- CHALLENGE:
Reproduce exactly the lines from the one containing "Read out every word on this page." through the last line of the records below, both included, and nothing else.

[Records from a data collection]
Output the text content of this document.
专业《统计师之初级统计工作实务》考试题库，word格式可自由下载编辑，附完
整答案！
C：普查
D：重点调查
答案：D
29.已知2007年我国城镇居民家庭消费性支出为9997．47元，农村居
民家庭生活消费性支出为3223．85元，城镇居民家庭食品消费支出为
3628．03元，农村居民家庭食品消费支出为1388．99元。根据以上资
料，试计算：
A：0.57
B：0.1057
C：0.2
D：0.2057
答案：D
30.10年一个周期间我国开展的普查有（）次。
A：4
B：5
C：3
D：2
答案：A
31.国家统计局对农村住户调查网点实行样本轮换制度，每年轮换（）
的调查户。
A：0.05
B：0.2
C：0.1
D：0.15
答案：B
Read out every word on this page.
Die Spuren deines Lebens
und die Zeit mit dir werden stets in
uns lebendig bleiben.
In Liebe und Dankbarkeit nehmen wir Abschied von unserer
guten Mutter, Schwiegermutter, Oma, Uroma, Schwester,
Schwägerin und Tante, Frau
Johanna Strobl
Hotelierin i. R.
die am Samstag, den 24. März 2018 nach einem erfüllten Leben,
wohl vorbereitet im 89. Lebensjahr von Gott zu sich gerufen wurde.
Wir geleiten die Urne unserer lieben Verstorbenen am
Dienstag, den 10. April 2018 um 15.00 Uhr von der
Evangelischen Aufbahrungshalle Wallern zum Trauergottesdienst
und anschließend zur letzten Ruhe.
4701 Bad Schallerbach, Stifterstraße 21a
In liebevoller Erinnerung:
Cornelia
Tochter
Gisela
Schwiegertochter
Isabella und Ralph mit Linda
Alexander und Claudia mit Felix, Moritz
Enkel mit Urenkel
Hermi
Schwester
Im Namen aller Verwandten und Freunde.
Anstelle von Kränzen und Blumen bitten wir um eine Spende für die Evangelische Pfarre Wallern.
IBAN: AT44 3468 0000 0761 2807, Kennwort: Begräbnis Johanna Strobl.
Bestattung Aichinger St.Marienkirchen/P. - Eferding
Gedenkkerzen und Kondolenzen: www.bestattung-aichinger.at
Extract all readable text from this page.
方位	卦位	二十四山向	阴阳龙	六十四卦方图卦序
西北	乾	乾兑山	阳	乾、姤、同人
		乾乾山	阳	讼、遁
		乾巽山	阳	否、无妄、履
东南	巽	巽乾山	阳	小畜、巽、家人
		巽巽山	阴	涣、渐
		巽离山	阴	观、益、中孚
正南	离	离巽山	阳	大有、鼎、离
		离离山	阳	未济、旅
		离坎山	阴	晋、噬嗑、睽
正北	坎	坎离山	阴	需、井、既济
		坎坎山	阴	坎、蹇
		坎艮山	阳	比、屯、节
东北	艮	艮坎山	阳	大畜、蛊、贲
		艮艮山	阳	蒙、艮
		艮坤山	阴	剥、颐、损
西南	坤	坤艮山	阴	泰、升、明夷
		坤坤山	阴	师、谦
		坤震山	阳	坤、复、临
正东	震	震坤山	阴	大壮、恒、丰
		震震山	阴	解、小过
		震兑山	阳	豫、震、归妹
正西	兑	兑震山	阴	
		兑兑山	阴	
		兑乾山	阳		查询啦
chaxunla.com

- REPLY TO THE TASK:
Read out every word on this page.
Die Spuren deines Lebens
und die Zeit mit dir werden stets in
uns lebendig bleiben.
In Liebe und Dankbarkeit nehmen wir Abschied von unserer
guten Mutter, Schwiegermutter, Oma, Uroma, Schwester,
Schwägerin und Tante, Frau
Johanna Strobl
Hotelierin i. R.
die am Samstag, den 24. März 2018 nach einem erfüllten Leben,
wohl vorbereitet im 89. Lebensjahr von Gott zu sich gerufen wurde.
Wir geleiten die Urne unserer lieben Verstorbenen am
Dienstag, den 10. April 2018 um 15.00 Uhr von der
Evangelischen Aufbahrungshalle Wallern zum Trauergottesdienst
und anschließend zur letzten Ruhe.
4701 Bad Schallerbach, Stifterstraße 21a
In liebevoller Erinnerung:
Cornelia
Tochter
Gisela
Schwiegertochter
Isabella und Ralph mit Linda
Alexander und Claudia mit Felix, Moritz
Enkel mit Urenkel
Hermi
Schwester
Im Namen aller Verwandten und Freunde.
Anstelle von Kränzen und Blumen bitten wir um eine Spende für die Evangelische Pfarre Wallern.
IBAN: AT44 3468 0000 0761 2807, Kennwort: Begräbnis Johanna Strobl.
Bestattung Aichinger St.Marienkirchen/P. - Eferding
Gedenkkerzen und Kondolenzen: www.bestattung-aichinger.at
Extract all readable text from this page.
方位	卦位	二十四山向	阴阳龙	六十四卦方图卦序
西北	乾	乾兑山	阳	乾、姤、同人
		乾乾山	阳	讼、遁
		乾巽山	阳	否、无妄、履
东南	巽	巽乾山	阳	小畜、巽、家人
		巽巽山	阴	涣、渐
		巽离山	阴	观、益、中孚
正南	离	离巽山	阳	大有、鼎、离
		离离山	阳	未济、旅
		离坎山	阴	晋、噬嗑、睽
正北	坎	坎离山	阴	需、井、既济
		坎坎山	阴	坎、蹇
		坎艮山	阳	比、屯、节
东北	艮	艮坎山	阳	大畜、蛊、贲
		艮艮山	阳	蒙、艮
		艮坤山	阴	剥、颐、损
西南	坤	坤艮山	阴	泰、升、明夷
		坤坤山	阴	师、谦
		坤震山	阳	坤、复、临
正东	震	震坤山	阴	大壮、恒、丰
		震震山	阴	解、小过
		震兑山	阳	豫、震、归妹
正西	兑	兑震山	阴	
		兑兑山	阴	
		兑乾山	阳		查询啦
chaxunla.com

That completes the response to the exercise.